### EXERCISE OBJECTIVE
Reproduce the full listing below unchanged, apart from the pictures.

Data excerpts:
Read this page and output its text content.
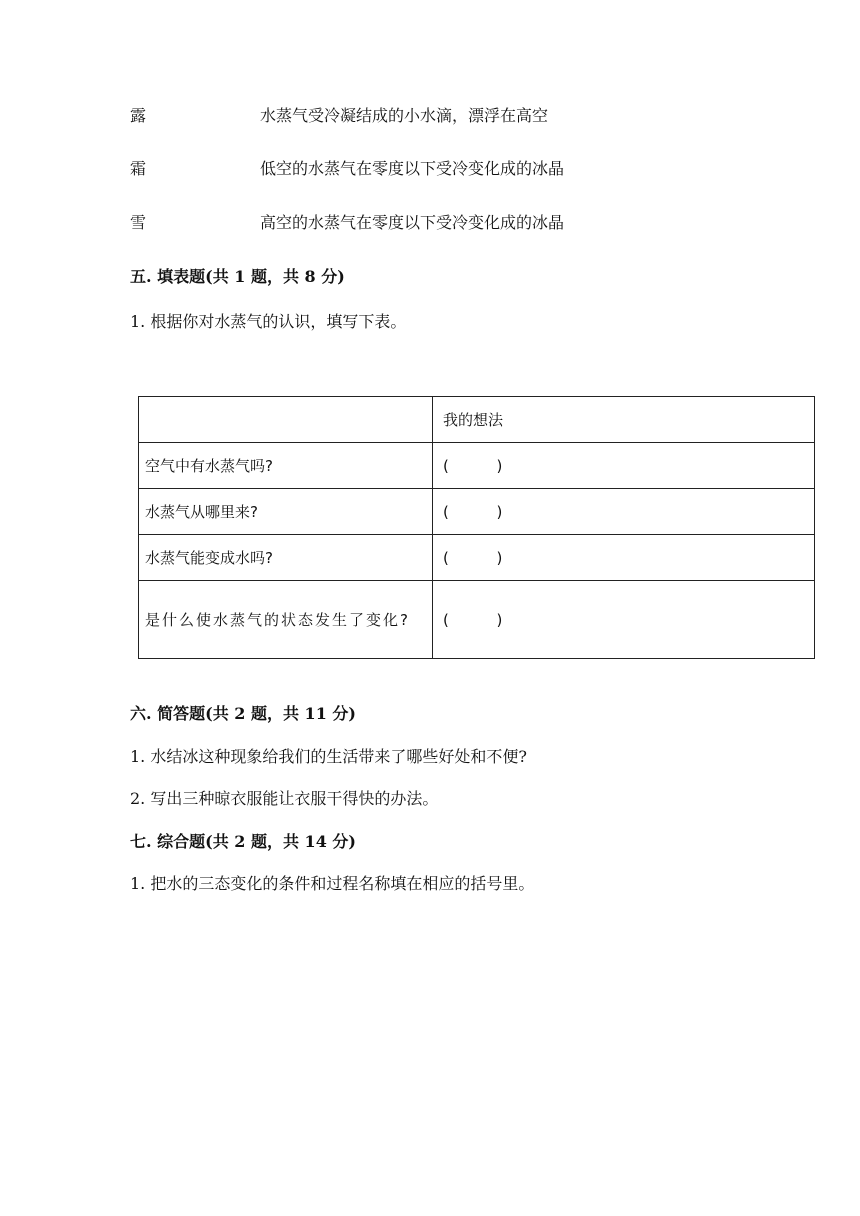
露	水蒸气受冷凝结成的小水滴，漂浮在高空
霜	低空的水蒸气在零度以下受冷变化成的冰晶
雪	高空的水蒸气在零度以下受冷变化成的冰晶
五. 填表题(共 1 题，共 8 分)
1. 根据你对水蒸气的认识，填写下表。
	我的想法
空气中有水蒸气吗?	(          )
水蒸气从哪里来?	(          )
水蒸气能变成水吗?	(          )
是什么使水蒸气的状态发生了变化?	(          )
六. 简答题(共 2 题，共 11 分)
1. 水结冰这种现象给我们的生活带来了哪些好处和不便?
2. 写出三种晾衣服能让衣服干得快的办法。
七. 综合题(共 2 题，共 14 分)
1. 把水的三态变化的条件和过程名称填在相应的括号里。
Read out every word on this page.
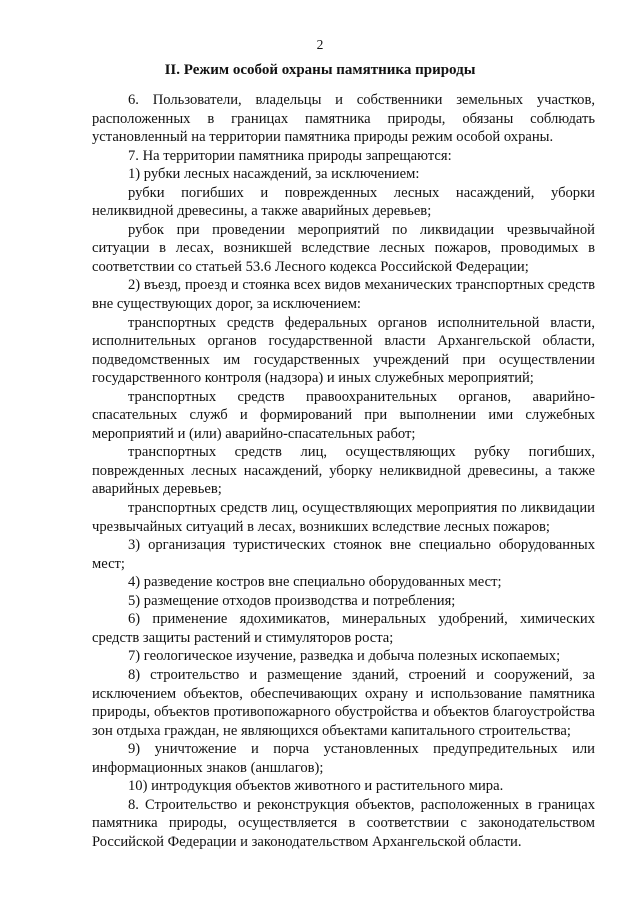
2
II. Режим особой охраны памятника природы

6. Пользователи, владельцы и собственники земельных участков, расположенных в границах памятника природы, обязаны соблюдать установленный на территории памятника природы режим особой охраны.

7. На территории памятника природы запрещаются:

1) рубки лесных насаждений, за исключением:

рубки погибших и поврежденных лесных насаждений, уборки неликвидной древесины, а также аварийных деревьев;

рубок при проведении мероприятий по ликвидации чрезвычайной ситуации в лесах, возникшей вследствие лесных пожаров, проводимых в соответствии со статьей 53.6 Лесного кодекса Российской Федерации;

2) въезд, проезд и стоянка всех видов механических транспортных средств вне существующих дорог, за исключением:

транспортных средств федеральных органов исполнительной власти, исполнительных органов государственной власти Архангельской области, подведомственных им государственных учреждений при осуществлении государственного контроля (надзора) и иных служебных мероприятий;

транспортных средств правоохранительных органов, аварийно-спасательных служб и формирований при выполнении ими служебных мероприятий и (или) аварийно-спасательных работ;

транспортных средств лиц, осуществляющих рубку погибших, поврежденных лесных насаждений, уборку неликвидной древесины, а также аварийных деревьев;

транспортных средств лиц, осуществляющих мероприятия по ликвидации чрезвычайных ситуаций в лесах, возникших вследствие лесных пожаров;

3) организация туристических стоянок вне специально оборудованных мест;

4) разведение костров вне специально оборудованных мест;

5) размещение отходов производства и потребления;

6) применение ядохимикатов, минеральных удобрений, химических средств защиты растений и стимуляторов роста;

7) геологическое изучение, разведка и добыча полезных ископаемых;

8) строительство и размещение зданий, строений и сооружений, за исключением объектов, обеспечивающих охрану и использование памятника природы, объектов противопожарного обустройства и объектов благоустройства зон отдыха граждан, не являющихся объектами капитального строительства;

9) уничтожение и порча установленных предупредительных или информационных знаков (аншлагов);

10) интродукция объектов животного и растительного мира.

8. Строительство и реконструкция объектов, расположенных в границах памятника природы, осуществляется в соответствии с законодательством Российской Федерации и законодательством Архангельской области.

### EXERCISE RESPONSE
Read this page and output its text content.
露	水蒸气受冷凝结成的小水滴，漂浮在高空
霜	低空的水蒸气在零度以下受冷变化成的冰晶
雪	高空的水蒸气在零度以下受冷变化成的冰晶
五. 填表题(共 1 题，共 8 分)
1. 根据你对水蒸气的认识，填写下表。
	我的想法
空气中有水蒸气吗?	(          )
水蒸气从哪里来?	(          )
水蒸气能变成水吗?	(          )
是什么使水蒸气的状态发生了变化?	(          )
六. 简答题(共 2 题，共 11 分)
1. 水结冰这种现象给我们的生活带来了哪些好处和不便?
2. 写出三种晾衣服能让衣服干得快的办法。
七. 综合题(共 2 题，共 14 分)
1. 把水的三态变化的条件和过程名称填在相应的括号里。
Read out every word on this page.
2
II. Режим особой охраны памятника природы

6. Пользователи, владельцы и собственники земельных участков, расположенных в границах памятника природы, обязаны соблюдать установленный на территории памятника природы режим особой охраны.

7. На территории памятника природы запрещаются:

1) рубки лесных насаждений, за исключением:

рубки погибших и поврежденных лесных насаждений, уборки неликвидной древесины, а также аварийных деревьев;

рубок при проведении мероприятий по ликвидации чрезвычайной ситуации в лесах, возникшей вследствие лесных пожаров, проводимых в соответствии со статьей 53.6 Лесного кодекса Российской Федерации;

2) въезд, проезд и стоянка всех видов механических транспортных средств вне существующих дорог, за исключением:

транспортных средств федеральных органов исполнительной власти, исполнительных органов государственной власти Архангельской области, подведомственных им государственных учреждений при осуществлении государственного контроля (надзора) и иных служебных мероприятий;

транспортных средств правоохранительных органов, аварийно-спасательных служб и формирований при выполнении ими служебных мероприятий и (или) аварийно-спасательных работ;

транспортных средств лиц, осуществляющих рубку погибших, поврежденных лесных насаждений, уборку неликвидной древесины, а также аварийных деревьев;

транспортных средств лиц, осуществляющих мероприятия по ликвидации чрезвычайных ситуаций в лесах, возникших вследствие лесных пожаров;

3) организация туристических стоянок вне специально оборудованных мест;

4) разведение костров вне специально оборудованных мест;

5) размещение отходов производства и потребления;

6) применение ядохимикатов, минеральных удобрений, химических средств защиты растений и стимуляторов роста;

7) геологическое изучение, разведка и добыча полезных ископаемых;

8) строительство и размещение зданий, строений и сооружений, за исключением объектов, обеспечивающих охрану и использование памятника природы, объектов противопожарного обустройства и объектов благоустройства зон отдыха граждан, не являющихся объектами капитального строительства;

9) уничтожение и порча установленных предупредительных или информационных знаков (аншлагов);

10) интродукция объектов животного и растительного мира.

8. Строительство и реконструкция объектов, расположенных в границах памятника природы, осуществляется в соответствии с законодательством Российской Федерации и законодательством Архангельской области.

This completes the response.